*Quoted text*.
-- begin --
How to use the emulator to investigate (old) applications.

Many old applications no longer run on more modern hardware, and that can have various reasons. Very often the program was crunched in some way, because it the old days space on floppies was very restricted and transfer was slow. Crunching etc. allowed it to fit on one floppie and load faster. For copyrighted software it was also a means to protect it from being copied in unauthorised ways. Often you cannot see what the program was originally, machinecode/BASIC/C. You can only know if you investigate. If the code was BASIC, there is a possibility to run it unchanged on modern-day hardware. Often it is useful to decrunch because the original decrunching overwrites the original program and processors with separate data+code caches cannot handle that.
Stage one, so, is running the program to a state where it is readable, be it BASIC code or ARM-code. Assume you have a program e.g. !Runimage that you want to investigate. If there is a !Run file going alongside, you can often see if execution should start onwards from the normal address, &8000, or a higher-up one. Most of the time it will be &8000, - use address &8000 - , otherwise use the execution address for this:
Drag the file-under-investigation (fui) to an editor in the host environment. E.g.!Zap. When !EmuTrsf is active, this is easy to do. Just drag the file over the windowborder into the editor. In the emulation, don't forget to backup the original !Runimage.

Read the word at the address where execution starts. E.g. it shows:
00008000 &EA00E1AF B &000406C4    the important value here is &EA00E1AF.

Open the Monitor window of !ArchiEmu (by adjust-clicking on the iconbar icon (or choosing the 3rd menu option of the iconbar menu). In the Monitor window you will notice a 'Breakpoint' button at the bottom of the window. Click Menu on this button. A dialogue window opens. At the bottom of it, you will find 'Brkptinstr replaces swi&550BF:& FFFFFFFF' Replace FFFFFFFF by the value in the first-executed line in !Zap, so by the value EA00E1AF in this example.
Click on OK (at the right), the Breakpoint dialoguewindow closes. Close the Monitor window; this has the effect of letting the emulator run again.
In the !Zap editor, replace &EA001AF / B&406C4  by the software interrupt &550BF. This is one of the swi's provided by the RBMemMgr module, and is misused for this purpose. So set the caret on this line (Select-click on the line) and begin to type: SWI &550BF <Return>
When done, save the file back to inside the emulation, replacing the original !Runimage.
-- end --
*Requirement 1*.
Decide whether each statement agrees with the guide on investigating old applications, and support each yes or no with the exact deciding words from the guide: (a) Execution usually starts at address &8000. (b) The Monitor window of !ArchiEmu is opened by double-clicking the iconbar icon. (c) Closing the Monitor window lets the emulator run again.
*Requirement 2*.
Reproduce word for word the lines of the stored data entries, starting at the first line of the entries and ending at the line that contains "tab-文章[interactable]: 文章 bbox=[274, 53, 296, 74]", with both of those lines included.

Stored data entries:
-- begin --
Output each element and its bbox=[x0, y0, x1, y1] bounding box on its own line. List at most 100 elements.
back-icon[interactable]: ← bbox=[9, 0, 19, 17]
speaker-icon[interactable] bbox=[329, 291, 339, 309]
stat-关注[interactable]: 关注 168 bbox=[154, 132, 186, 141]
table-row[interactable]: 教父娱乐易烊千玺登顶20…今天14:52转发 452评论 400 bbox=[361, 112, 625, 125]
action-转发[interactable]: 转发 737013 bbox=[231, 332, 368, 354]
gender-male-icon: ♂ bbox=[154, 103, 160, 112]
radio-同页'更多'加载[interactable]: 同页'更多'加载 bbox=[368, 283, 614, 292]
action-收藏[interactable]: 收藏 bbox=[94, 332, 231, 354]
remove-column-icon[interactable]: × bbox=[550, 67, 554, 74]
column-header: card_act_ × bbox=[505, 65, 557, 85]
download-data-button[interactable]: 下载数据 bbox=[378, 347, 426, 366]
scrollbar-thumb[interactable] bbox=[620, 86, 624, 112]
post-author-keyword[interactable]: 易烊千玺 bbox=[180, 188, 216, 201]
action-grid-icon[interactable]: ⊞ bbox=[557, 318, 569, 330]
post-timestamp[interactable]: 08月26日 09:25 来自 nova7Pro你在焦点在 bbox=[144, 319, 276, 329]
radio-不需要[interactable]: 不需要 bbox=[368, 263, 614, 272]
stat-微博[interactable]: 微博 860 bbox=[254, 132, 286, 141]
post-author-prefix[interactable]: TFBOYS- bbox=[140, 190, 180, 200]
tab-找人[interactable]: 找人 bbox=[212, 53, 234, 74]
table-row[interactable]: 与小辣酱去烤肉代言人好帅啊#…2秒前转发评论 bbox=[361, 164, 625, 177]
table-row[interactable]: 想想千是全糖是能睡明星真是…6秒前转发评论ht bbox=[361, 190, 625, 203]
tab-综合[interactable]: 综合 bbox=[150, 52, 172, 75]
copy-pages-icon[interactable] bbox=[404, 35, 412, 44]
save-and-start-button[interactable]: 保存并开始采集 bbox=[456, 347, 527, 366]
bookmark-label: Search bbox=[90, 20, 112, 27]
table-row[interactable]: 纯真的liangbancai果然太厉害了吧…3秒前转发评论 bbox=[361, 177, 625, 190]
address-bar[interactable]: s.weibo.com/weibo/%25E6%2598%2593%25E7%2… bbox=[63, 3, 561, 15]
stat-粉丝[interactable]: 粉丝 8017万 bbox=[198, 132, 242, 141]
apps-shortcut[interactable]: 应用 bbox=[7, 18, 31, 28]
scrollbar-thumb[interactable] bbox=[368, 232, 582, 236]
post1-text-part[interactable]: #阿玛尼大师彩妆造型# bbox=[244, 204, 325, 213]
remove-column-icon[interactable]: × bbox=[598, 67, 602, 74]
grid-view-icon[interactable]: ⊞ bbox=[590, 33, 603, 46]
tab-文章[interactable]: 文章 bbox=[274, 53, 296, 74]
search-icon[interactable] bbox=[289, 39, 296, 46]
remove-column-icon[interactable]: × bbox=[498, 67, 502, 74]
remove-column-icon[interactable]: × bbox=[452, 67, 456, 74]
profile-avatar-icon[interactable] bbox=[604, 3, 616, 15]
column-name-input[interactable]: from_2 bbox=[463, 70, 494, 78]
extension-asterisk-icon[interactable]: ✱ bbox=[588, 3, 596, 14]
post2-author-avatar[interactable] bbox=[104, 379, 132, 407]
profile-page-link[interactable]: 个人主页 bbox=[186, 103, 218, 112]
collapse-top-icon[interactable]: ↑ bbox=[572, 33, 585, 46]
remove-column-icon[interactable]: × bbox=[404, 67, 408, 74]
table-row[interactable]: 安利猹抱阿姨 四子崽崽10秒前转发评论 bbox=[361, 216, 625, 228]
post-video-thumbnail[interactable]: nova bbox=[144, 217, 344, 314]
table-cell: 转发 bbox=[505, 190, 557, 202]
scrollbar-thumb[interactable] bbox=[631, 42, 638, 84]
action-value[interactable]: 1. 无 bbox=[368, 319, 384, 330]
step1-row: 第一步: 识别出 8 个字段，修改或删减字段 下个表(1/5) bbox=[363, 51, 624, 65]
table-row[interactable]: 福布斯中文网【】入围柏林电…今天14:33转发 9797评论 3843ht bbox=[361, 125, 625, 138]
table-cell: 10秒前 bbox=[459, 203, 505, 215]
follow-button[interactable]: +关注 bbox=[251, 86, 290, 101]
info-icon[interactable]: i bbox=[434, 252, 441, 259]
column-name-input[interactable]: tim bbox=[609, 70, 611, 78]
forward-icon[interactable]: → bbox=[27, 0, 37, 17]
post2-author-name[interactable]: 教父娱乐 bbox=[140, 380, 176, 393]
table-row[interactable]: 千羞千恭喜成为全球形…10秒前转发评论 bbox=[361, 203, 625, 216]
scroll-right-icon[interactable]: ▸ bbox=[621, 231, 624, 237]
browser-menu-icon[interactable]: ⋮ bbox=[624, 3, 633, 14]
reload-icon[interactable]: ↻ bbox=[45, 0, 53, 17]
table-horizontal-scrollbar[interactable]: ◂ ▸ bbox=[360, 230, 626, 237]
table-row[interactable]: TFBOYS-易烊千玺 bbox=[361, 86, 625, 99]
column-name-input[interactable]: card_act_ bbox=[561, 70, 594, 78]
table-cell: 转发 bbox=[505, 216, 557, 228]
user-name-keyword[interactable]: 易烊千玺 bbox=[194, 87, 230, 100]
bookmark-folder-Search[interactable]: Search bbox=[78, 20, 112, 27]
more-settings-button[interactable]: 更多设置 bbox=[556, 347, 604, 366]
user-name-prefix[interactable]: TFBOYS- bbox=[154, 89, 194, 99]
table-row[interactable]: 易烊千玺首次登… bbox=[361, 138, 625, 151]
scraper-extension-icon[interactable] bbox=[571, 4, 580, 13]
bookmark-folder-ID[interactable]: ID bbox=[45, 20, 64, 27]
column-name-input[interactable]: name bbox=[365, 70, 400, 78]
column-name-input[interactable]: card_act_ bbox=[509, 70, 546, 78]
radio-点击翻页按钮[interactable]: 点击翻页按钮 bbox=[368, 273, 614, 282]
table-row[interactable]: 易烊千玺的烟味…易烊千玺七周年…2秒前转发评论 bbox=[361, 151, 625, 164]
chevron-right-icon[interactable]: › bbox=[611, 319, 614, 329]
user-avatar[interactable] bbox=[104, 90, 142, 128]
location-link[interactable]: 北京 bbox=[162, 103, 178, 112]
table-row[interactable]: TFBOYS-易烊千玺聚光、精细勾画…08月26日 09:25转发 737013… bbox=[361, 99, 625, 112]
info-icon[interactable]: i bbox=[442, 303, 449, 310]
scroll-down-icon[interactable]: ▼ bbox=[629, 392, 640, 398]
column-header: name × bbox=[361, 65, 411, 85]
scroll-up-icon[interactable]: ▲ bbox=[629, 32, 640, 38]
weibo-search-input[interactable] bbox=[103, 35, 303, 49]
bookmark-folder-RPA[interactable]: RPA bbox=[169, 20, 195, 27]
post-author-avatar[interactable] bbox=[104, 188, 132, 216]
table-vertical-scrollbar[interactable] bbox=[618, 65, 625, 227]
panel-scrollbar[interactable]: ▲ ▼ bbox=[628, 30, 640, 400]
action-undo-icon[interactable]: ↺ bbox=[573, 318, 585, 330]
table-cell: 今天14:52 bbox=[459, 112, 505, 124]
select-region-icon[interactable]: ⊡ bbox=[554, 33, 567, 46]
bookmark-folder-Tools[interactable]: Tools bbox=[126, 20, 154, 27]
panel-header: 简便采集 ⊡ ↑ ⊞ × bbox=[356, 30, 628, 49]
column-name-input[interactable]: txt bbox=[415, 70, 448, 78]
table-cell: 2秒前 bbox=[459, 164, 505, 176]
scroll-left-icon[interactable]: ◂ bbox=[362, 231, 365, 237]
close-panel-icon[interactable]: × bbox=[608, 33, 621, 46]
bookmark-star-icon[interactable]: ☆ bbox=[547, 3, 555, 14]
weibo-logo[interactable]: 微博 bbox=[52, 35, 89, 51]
-- end --
*Complete answer 1*.
(a) Yes: "Most of the time it will be &8000"
(b) No: "by adjust-clicking on the iconbar icon (or choosing the 3rd menu option of the iconbar menu)"
(c) Yes: "Close the Monitor window; this has the effect of letting the emulator run again."

*Complete answer 2*.
Output each element and its bbox=[x0, y0, x1, y1] bounding box on its own line. List at most 100 elements.
back-icon[interactable]: ← bbox=[9, 0, 19, 17]
speaker-icon[interactable] bbox=[329, 291, 339, 309]
stat-关注[interactable]: 关注 168 bbox=[154, 132, 186, 141]
table-row[interactable]: 教父娱乐易烊千玺登顶20…今天14:52转发 452评论 400 bbox=[361, 112, 625, 125]
action-转发[interactable]: 转发 737013 bbox=[231, 332, 368, 354]
gender-male-icon: ♂ bbox=[154, 103, 160, 112]
radio-同页'更多'加载[interactable]: 同页'更多'加载 bbox=[368, 283, 614, 292]
action-收藏[interactable]: 收藏 bbox=[94, 332, 231, 354]
remove-column-icon[interactable]: × bbox=[550, 67, 554, 74]
column-header: card_act_ × bbox=[505, 65, 557, 85]
download-data-button[interactable]: 下载数据 bbox=[378, 347, 426, 366]
scrollbar-thumb[interactable] bbox=[620, 86, 624, 112]
post-author-keyword[interactable]: 易烊千玺 bbox=[180, 188, 216, 201]
action-grid-icon[interactable]: ⊞ bbox=[557, 318, 569, 330]
post-timestamp[interactable]: 08月26日 09:25 来自 nova7Pro你在焦点在 bbox=[144, 319, 276, 329]
radio-不需要[interactable]: 不需要 bbox=[368, 263, 614, 272]
stat-微博[interactable]: 微博 860 bbox=[254, 132, 286, 141]
post-author-prefix[interactable]: TFBOYS- bbox=[140, 190, 180, 200]
tab-找人[interactable]: 找人 bbox=[212, 53, 234, 74]
table-row[interactable]: 与小辣酱去烤肉代言人好帅啊#…2秒前转发评论 bbox=[361, 164, 625, 177]
table-row[interactable]: 想想千是全糖是能睡明星真是…6秒前转发评论ht bbox=[361, 190, 625, 203]
tab-综合[interactable]: 综合 bbox=[150, 52, 172, 75]
copy-pages-icon[interactable] bbox=[404, 35, 412, 44]
save-and-start-button[interactable]: 保存并开始采集 bbox=[456, 347, 527, 366]
bookmark-label: Search bbox=[90, 20, 112, 27]
table-row[interactable]: 纯真的liangbancai果然太厉害了吧…3秒前转发评论 bbox=[361, 177, 625, 190]
address-bar[interactable]: s.weibo.com/weibo/%25E6%2598%2593%25E7%2… bbox=[63, 3, 561, 15]
stat-粉丝[interactable]: 粉丝 8017万 bbox=[198, 132, 242, 141]
apps-shortcut[interactable]: 应用 bbox=[7, 18, 31, 28]
scrollbar-thumb[interactable] bbox=[368, 232, 582, 236]
post1-text-part[interactable]: #阿玛尼大师彩妆造型# bbox=[244, 204, 325, 213]
remove-column-icon[interactable]: × bbox=[598, 67, 602, 74]
grid-view-icon[interactable]: ⊞ bbox=[590, 33, 603, 46]
tab-文章[interactable]: 文章 bbox=[274, 53, 296, 74]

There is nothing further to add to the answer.